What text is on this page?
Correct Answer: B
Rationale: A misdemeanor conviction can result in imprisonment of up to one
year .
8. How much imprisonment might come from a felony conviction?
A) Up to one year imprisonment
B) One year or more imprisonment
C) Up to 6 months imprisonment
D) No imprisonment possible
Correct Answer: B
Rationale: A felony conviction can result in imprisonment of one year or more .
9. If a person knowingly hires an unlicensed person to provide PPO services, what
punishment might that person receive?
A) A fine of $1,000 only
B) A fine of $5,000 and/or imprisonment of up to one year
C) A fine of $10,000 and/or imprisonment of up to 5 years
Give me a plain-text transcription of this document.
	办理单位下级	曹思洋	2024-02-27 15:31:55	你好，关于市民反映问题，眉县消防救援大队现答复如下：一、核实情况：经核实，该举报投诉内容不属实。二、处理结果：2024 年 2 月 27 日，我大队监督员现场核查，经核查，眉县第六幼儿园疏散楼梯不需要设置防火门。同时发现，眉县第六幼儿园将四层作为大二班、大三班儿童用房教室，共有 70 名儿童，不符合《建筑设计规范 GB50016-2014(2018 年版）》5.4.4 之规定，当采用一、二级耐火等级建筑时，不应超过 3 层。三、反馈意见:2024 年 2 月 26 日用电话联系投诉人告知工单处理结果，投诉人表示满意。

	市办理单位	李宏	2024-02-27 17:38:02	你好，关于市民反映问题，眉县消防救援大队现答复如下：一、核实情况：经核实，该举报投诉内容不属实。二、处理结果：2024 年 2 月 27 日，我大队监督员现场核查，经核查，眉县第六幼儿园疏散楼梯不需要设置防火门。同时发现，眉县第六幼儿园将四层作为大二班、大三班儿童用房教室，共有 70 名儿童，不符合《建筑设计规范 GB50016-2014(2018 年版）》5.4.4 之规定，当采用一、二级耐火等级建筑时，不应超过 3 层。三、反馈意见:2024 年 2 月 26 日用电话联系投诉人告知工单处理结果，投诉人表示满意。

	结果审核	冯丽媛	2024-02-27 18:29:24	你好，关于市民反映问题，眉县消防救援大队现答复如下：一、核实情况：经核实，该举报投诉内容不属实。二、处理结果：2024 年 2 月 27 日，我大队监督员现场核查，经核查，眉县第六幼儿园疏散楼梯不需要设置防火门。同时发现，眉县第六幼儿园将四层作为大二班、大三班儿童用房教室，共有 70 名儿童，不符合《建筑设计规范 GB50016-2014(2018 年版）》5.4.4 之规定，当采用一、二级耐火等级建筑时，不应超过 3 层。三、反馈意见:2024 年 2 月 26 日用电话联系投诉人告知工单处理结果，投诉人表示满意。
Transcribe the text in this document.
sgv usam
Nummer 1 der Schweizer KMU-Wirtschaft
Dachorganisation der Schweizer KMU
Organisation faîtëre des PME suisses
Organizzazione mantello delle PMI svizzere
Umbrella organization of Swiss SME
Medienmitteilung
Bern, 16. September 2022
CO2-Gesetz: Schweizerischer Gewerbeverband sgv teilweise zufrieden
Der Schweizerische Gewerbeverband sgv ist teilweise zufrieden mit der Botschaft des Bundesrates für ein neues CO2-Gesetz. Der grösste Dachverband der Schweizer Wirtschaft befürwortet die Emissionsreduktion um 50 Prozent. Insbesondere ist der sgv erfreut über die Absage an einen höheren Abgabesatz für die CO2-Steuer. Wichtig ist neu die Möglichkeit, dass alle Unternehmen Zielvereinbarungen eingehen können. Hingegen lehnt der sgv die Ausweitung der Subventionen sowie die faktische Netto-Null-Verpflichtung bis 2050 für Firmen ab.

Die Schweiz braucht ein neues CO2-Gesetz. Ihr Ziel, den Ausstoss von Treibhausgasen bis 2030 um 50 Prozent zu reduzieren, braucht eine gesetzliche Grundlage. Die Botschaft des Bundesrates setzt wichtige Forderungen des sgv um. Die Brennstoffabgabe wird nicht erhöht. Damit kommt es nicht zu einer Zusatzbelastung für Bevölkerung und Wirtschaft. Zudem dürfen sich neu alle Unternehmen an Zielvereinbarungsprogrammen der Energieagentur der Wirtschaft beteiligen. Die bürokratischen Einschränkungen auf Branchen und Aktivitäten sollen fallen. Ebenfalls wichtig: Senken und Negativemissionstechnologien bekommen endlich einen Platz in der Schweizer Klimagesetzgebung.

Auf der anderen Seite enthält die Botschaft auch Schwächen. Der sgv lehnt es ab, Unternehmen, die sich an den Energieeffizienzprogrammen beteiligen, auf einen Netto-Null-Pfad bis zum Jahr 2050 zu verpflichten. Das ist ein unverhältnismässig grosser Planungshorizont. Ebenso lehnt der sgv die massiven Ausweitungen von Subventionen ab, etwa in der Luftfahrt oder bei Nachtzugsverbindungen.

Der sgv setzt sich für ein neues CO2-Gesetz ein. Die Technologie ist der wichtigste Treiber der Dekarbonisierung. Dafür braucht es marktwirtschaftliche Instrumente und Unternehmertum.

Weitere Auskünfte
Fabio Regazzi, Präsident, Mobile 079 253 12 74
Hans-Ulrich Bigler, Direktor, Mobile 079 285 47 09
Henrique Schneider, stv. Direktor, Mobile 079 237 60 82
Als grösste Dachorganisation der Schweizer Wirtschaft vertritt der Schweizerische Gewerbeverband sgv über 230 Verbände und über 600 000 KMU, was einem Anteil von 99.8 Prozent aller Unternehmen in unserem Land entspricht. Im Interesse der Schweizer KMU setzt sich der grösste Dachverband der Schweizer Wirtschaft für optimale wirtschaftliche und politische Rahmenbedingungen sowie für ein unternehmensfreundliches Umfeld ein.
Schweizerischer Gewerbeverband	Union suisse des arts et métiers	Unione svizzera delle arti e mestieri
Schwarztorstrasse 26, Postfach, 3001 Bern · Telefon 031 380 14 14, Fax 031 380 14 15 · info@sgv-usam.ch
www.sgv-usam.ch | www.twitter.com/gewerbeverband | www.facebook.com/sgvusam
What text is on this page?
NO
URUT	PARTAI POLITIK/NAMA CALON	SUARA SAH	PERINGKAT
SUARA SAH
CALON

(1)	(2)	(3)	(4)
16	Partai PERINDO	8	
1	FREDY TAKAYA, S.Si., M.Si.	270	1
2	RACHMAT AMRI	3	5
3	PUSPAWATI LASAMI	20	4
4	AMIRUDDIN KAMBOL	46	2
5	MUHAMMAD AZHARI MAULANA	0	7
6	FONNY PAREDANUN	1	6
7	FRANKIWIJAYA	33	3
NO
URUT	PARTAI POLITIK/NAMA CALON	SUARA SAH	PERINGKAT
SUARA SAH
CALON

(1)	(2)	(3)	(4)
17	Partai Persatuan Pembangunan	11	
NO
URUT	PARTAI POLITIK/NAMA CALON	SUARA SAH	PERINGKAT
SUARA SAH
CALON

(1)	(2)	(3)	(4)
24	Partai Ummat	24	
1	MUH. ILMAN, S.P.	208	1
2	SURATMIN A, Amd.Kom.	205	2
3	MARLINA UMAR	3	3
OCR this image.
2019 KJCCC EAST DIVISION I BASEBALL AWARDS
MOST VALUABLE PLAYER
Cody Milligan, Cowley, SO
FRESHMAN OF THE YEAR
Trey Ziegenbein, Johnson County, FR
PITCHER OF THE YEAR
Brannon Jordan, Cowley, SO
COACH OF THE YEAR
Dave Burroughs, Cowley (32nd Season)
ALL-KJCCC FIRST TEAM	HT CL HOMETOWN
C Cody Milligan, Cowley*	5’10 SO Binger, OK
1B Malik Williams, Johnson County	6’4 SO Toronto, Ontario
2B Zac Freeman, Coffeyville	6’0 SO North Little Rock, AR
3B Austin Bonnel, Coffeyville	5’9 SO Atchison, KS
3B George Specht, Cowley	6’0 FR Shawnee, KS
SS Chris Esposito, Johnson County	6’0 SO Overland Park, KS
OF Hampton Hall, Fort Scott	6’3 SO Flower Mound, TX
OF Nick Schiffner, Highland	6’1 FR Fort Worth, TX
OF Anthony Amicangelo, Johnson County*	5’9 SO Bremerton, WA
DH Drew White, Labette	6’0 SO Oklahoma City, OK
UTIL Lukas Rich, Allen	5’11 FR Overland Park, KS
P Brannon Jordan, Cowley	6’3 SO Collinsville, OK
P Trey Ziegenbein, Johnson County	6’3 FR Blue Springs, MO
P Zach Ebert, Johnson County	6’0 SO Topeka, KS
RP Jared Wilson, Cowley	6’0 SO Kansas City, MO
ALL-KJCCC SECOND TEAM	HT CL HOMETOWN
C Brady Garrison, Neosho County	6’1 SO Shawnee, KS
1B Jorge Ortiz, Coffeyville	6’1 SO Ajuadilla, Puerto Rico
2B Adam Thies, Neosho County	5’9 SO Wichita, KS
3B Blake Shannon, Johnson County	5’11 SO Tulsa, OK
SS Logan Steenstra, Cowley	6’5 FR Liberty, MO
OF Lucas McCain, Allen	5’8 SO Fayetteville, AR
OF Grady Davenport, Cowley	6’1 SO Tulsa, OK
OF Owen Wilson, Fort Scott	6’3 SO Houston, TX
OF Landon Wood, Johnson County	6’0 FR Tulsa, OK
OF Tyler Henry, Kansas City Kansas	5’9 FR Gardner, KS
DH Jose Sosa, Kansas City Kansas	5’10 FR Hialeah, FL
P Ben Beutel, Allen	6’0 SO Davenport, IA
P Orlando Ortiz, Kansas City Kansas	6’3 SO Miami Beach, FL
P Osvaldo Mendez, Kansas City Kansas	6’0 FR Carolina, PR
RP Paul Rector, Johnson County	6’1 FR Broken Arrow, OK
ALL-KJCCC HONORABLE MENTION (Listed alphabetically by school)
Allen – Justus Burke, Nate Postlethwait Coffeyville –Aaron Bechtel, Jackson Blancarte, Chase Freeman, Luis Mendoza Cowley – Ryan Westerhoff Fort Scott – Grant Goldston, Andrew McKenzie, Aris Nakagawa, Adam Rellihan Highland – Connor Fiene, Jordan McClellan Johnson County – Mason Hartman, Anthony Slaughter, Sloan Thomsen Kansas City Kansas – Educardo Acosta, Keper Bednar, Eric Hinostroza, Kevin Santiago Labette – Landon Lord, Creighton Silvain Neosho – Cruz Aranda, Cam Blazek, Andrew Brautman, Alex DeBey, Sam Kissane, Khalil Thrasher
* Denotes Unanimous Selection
________________________________________
=== JOB ===
How many of the lines above include the string "Davenport"? Answer with the number only.

=== RESPONSE TO THIS EXERCISE ===
2